**WHAT YOU WILL DO:**
The records that follow must be repeated verbatim, every one of them.

**DATA LINES:**
** Begin **

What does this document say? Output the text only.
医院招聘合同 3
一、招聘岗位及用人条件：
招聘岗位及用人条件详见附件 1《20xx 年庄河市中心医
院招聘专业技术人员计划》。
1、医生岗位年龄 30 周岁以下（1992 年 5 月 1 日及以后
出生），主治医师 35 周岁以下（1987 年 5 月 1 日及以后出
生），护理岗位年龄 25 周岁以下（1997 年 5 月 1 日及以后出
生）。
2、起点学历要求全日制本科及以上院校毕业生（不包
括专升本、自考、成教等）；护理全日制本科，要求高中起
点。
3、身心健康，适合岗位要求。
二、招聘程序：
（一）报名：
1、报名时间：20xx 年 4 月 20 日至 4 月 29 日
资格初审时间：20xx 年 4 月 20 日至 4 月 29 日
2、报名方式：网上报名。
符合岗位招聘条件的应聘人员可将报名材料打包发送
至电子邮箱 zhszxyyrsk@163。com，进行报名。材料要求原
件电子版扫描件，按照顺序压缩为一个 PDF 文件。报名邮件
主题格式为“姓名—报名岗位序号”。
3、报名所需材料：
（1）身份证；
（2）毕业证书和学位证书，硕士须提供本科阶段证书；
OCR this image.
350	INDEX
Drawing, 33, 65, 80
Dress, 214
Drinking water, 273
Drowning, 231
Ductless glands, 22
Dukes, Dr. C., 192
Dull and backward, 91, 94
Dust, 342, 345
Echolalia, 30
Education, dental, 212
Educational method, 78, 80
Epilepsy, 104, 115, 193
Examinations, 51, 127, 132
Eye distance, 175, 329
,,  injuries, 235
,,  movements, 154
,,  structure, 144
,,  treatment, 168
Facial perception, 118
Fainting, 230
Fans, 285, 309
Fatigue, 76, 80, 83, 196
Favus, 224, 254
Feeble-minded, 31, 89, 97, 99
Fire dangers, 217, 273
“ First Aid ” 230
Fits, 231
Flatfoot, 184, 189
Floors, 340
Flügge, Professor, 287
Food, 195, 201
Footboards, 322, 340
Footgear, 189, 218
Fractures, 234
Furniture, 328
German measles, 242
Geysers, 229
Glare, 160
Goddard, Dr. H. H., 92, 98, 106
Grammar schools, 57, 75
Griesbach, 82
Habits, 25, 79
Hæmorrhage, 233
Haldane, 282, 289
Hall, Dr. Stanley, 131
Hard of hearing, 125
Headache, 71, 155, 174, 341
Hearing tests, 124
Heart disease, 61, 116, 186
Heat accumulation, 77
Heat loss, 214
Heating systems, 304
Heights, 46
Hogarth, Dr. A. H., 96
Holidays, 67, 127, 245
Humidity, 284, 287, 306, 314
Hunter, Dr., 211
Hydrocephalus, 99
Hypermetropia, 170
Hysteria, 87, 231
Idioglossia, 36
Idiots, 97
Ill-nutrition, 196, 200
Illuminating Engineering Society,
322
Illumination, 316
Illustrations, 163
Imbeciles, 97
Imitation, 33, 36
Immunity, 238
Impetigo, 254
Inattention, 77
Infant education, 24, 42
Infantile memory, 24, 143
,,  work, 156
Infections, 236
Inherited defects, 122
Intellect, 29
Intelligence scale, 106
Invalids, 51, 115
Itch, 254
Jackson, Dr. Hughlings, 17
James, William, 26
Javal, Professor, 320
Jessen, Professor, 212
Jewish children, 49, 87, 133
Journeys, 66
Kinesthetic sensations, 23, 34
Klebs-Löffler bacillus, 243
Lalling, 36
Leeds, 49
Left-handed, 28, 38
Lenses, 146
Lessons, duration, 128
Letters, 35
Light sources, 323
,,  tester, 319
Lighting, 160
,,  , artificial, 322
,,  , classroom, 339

** End **

**WRITTEN REPLY:**
What does this document say? Output the text only.
医院招聘合同 3
一、招聘岗位及用人条件：
招聘岗位及用人条件详见附件 1《20xx 年庄河市中心医
院招聘专业技术人员计划》。
1、医生岗位年龄 30 周岁以下（1992 年 5 月 1 日及以后
出生），主治医师 35 周岁以下（1987 年 5 月 1 日及以后出
生），护理岗位年龄 25 周岁以下（1997 年 5 月 1 日及以后出
生）。
2、起点学历要求全日制本科及以上院校毕业生（不包
括专升本、自考、成教等）；护理全日制本科，要求高中起
点。
3、身心健康，适合岗位要求。
二、招聘程序：
（一）报名：
1、报名时间：20xx 年 4 月 20 日至 4 月 29 日
资格初审时间：20xx 年 4 月 20 日至 4 月 29 日
2、报名方式：网上报名。
符合岗位招聘条件的应聘人员可将报名材料打包发送
至电子邮箱 zhszxyyrsk@163。com，进行报名。材料要求原
件电子版扫描件，按照顺序压缩为一个 PDF 文件。报名邮件
主题格式为“姓名—报名岗位序号”。
3、报名所需材料：
（1）身份证；
（2）毕业证书和学位证书，硕士须提供本科阶段证书；
OCR this image.
350	INDEX
Drawing, 33, 65, 80
Dress, 214
Drinking water, 273
Drowning, 231
Ductless glands, 22
Dukes, Dr. C., 192
Dull and backward, 91, 94
Dust, 342, 345
Echolalia, 30
Education, dental, 212
Educational method, 78, 80
Epilepsy, 104, 115, 193
Examinations, 51, 127, 132
Eye distance, 175, 329
,,  injuries, 235
,,  movements, 154
,,  structure, 144
,,  treatment, 168
Facial perception, 118
Fainting, 230
Fans, 285, 309
Fatigue, 76, 80, 83, 196
Favus, 224, 254
Feeble-minded, 31, 89, 97, 99
Fire dangers, 217, 273
“ First Aid ” 230
Fits, 231
Flatfoot, 184, 189
Floors, 340
Flügge, Professor, 287
Food, 195, 201
Footboards, 322, 340
Footgear, 189, 218
Fractures, 234
Furniture, 328
German measles, 242
Geysers, 229
Glare, 160
Goddard, Dr. H. H., 92, 98, 106
Grammar schools, 57, 75
Griesbach, 82
Habits, 25, 79
Hæmorrhage, 233
Haldane, 282, 289
Hall, Dr. Stanley, 131
Hard of hearing, 125
Headache, 71, 155, 174, 341
Hearing tests, 124
Heart disease, 61, 116, 186
Heat accumulation, 77
Heat loss, 214
Heating systems, 304
Heights, 46
Hogarth, Dr. A. H., 96
Holidays, 67, 127, 245
Humidity, 284, 287, 306, 314
Hunter, Dr., 211
Hydrocephalus, 99
Hypermetropia, 170
Hysteria, 87, 231
Idioglossia, 36
Idiots, 97
Ill-nutrition, 196, 200
Illuminating Engineering Society,
322
Illumination, 316
Illustrations, 163
Imbeciles, 97
Imitation, 33, 36
Immunity, 238
Impetigo, 254
Inattention, 77
Infant education, 24, 42
Infantile memory, 24, 143
,,  work, 156
Infections, 236
Inherited defects, 122
Intellect, 29
Intelligence scale, 106
Invalids, 51, 115
Itch, 254
Jackson, Dr. Hughlings, 17
James, William, 26
Javal, Professor, 320
Jessen, Professor, 212
Jewish children, 49, 87, 133
Journeys, 66
Kinesthetic sensations, 23, 34
Klebs-Löffler bacillus, 243
Lalling, 36
Leeds, 49
Left-handed, 28, 38
Lenses, 146
Lessons, duration, 128
Letters, 35
Light sources, 323
,,  tester, 319
Lighting, 160
,,  , artificial, 322
,,  , classroom, 339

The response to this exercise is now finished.